==== RECORD SET

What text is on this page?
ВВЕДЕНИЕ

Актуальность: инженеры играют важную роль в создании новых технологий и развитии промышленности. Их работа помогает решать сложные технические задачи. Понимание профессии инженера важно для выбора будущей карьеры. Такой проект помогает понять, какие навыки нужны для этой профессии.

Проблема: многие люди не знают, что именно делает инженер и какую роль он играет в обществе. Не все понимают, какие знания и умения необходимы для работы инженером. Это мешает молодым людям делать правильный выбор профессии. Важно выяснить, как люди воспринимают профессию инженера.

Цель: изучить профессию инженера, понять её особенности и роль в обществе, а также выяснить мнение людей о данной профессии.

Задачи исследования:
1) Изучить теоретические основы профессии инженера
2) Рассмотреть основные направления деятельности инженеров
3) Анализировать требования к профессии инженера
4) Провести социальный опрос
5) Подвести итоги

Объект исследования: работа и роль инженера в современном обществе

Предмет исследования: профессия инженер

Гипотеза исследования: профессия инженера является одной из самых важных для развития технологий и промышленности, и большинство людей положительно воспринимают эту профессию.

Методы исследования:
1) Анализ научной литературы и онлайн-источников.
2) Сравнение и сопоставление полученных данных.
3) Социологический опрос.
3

========
==== RECORD SET

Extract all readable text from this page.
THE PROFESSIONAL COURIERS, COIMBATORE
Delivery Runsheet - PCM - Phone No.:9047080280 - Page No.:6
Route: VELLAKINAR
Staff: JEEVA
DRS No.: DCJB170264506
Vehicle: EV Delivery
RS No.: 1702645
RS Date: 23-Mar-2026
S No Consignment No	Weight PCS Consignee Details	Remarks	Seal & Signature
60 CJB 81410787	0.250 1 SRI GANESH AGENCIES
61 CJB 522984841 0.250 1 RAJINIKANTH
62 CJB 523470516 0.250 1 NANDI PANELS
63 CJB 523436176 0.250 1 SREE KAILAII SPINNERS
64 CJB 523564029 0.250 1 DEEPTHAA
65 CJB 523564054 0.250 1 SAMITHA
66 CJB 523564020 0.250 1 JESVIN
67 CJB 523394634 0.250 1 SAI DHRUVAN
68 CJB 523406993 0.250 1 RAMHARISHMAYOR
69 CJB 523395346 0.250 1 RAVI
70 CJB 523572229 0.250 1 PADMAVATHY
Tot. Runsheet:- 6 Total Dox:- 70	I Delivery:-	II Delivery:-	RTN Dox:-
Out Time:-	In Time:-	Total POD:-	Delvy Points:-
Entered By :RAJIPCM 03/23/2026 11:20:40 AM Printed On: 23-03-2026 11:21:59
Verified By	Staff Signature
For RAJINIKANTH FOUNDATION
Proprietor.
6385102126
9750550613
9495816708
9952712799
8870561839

========

Return each line of the data that contains the string "понять".

Актуальность: инженеры играют важную роль в создании новых технологий и развитии промышленности. Их работа помогает решать сложные технические задачи. Понимание профессии инженера важно для выбора будущей карьеры. Такой проект помогает понять, какие навыки нужны для этой профессии.
Цель: изучить профессию инженера, понять её особенности и роль в обществе, а также выяснить мнение людей о данной профессии.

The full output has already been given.